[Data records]
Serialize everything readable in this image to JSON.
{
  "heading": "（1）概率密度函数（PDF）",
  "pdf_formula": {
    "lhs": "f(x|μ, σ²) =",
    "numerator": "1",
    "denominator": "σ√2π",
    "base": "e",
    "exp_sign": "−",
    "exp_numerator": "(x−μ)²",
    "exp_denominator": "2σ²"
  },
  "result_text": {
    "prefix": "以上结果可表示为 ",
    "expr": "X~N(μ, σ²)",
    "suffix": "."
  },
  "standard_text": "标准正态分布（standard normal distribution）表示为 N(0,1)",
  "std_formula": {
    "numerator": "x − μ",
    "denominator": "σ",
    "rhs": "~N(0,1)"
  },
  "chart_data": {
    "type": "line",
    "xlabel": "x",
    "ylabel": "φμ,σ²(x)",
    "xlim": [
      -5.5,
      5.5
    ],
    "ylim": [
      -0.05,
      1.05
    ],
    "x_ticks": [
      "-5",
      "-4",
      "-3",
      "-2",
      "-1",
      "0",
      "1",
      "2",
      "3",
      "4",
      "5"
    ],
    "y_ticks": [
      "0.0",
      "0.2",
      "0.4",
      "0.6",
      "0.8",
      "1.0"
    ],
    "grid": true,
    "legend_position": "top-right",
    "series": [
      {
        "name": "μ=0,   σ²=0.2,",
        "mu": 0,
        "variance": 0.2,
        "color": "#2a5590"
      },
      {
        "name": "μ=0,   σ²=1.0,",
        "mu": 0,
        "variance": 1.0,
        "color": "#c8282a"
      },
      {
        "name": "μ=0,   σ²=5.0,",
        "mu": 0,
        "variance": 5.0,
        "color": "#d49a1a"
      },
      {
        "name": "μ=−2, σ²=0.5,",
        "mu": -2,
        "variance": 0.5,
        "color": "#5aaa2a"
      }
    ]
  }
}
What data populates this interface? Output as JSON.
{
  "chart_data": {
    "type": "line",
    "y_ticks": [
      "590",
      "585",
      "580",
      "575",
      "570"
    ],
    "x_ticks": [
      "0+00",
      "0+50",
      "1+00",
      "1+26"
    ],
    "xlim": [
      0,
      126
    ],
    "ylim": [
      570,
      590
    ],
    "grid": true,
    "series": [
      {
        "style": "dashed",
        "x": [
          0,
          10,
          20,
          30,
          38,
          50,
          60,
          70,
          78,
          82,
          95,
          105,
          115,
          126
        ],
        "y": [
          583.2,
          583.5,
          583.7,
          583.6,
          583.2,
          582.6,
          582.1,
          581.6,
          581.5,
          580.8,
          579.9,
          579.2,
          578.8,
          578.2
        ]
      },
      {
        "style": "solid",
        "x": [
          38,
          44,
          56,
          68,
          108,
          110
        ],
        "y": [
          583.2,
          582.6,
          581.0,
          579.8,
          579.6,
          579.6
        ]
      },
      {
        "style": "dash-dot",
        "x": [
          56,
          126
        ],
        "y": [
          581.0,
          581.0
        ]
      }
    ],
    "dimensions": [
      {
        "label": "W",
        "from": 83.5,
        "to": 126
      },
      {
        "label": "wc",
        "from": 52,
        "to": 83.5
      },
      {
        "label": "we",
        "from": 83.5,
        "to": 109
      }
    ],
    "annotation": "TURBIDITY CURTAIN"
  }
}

WHAT TO WORK ON. Your task is to retype all the records above with nothing left out.

THE OUTPUT.
Serialize everything readable in this image to JSON.
{
  "heading": "（1）概率密度函数（PDF）",
  "pdf_formula": {
    "lhs": "f(x|μ, σ²) =",
    "numerator": "1",
    "denominator": "σ√2π",
    "base": "e",
    "exp_sign": "−",
    "exp_numerator": "(x−μ)²",
    "exp_denominator": "2σ²"
  },
  "result_text": {
    "prefix": "以上结果可表示为 ",
    "expr": "X~N(μ, σ²)",
    "suffix": "."
  },
  "standard_text": "标准正态分布（standard normal distribution）表示为 N(0,1)",
  "std_formula": {
    "numerator": "x − μ",
    "denominator": "σ",
    "rhs": "~N(0,1)"
  },
  "chart_data": {
    "type": "line",
    "xlabel": "x",
    "ylabel": "φμ,σ²(x)",
    "xlim": [
      -5.5,
      5.5
    ],
    "ylim": [
      -0.05,
      1.05
    ],
    "x_ticks": [
      "-5",
      "-4",
      "-3",
      "-2",
      "-1",
      "0",
      "1",
      "2",
      "3",
      "4",
      "5"
    ],
    "y_ticks": [
      "0.0",
      "0.2",
      "0.4",
      "0.6",
      "0.8",
      "1.0"
    ],
    "grid": true,
    "legend_position": "top-right",
    "series": [
      {
        "name": "μ=0,   σ²=0.2,",
        "mu": 0,
        "variance": 0.2,
        "color": "#2a5590"
      },
      {
        "name": "μ=0,   σ²=1.0,",
        "mu": 0,
        "variance": 1.0,
        "color": "#c8282a"
      },
      {
        "name": "μ=0,   σ²=5.0,",
        "mu": 0,
        "variance": 5.0,
        "color": "#d49a1a"
      },
      {
        "name": "μ=−2, σ²=0.5,",
        "mu": -2,
        "variance": 0.5,
        "color": "#5aaa2a"
      }
    ]
  }
}
What data populates this interface? Output as JSON.
{
  "chart_data": {
    "type": "line",
    "y_ticks": [
      "590",
      "585",
      "580",
      "575",
      "570"
    ],
    "x_ticks": [
      "0+00",
      "0+50",
      "1+00",
      "1+26"
    ],
    "xlim": [
      0,
      126
    ],
    "ylim": [
      570,
      590
    ],
    "grid": true,
    "series": [
      {
        "style": "dashed",
        "x": [
          0,
          10,
          20,
          30,
          38,
          50,
          60,
          70,
          78,
          82,
          95,
          105,
          115,
          126
        ],
        "y": [
          583.2,
          583.5,
          583.7,
          583.6,
          583.2,
          582.6,
          582.1,
          581.6,
          581.5,
          580.8,
          579.9,
          579.2,
          578.8,
          578.2
        ]
      },
      {
        "style": "solid",
        "x": [
          38,
          44,
          56,
          68,
          108,
          110
        ],
        "y": [
          583.2,
          582.6,
          581.0,
          579.8,
          579.6,
          579.6
        ]
      },
      {
        "style": "dash-dot",
        "x": [
          56,
          126
        ],
        "y": [
          581.0,
          581.0
        ]
      }
    ],
    "dimensions": [
      {
        "label": "W",
        "from": 83.5,
        "to": 126
      },
      {
        "label": "wc",
        "from": 52,
        "to": 83.5
      },
      {
        "label": "we",
        "from": 83.5,
        "to": 109
      }
    ],
    "annotation": "TURBIDITY CURTAIN"
  }
}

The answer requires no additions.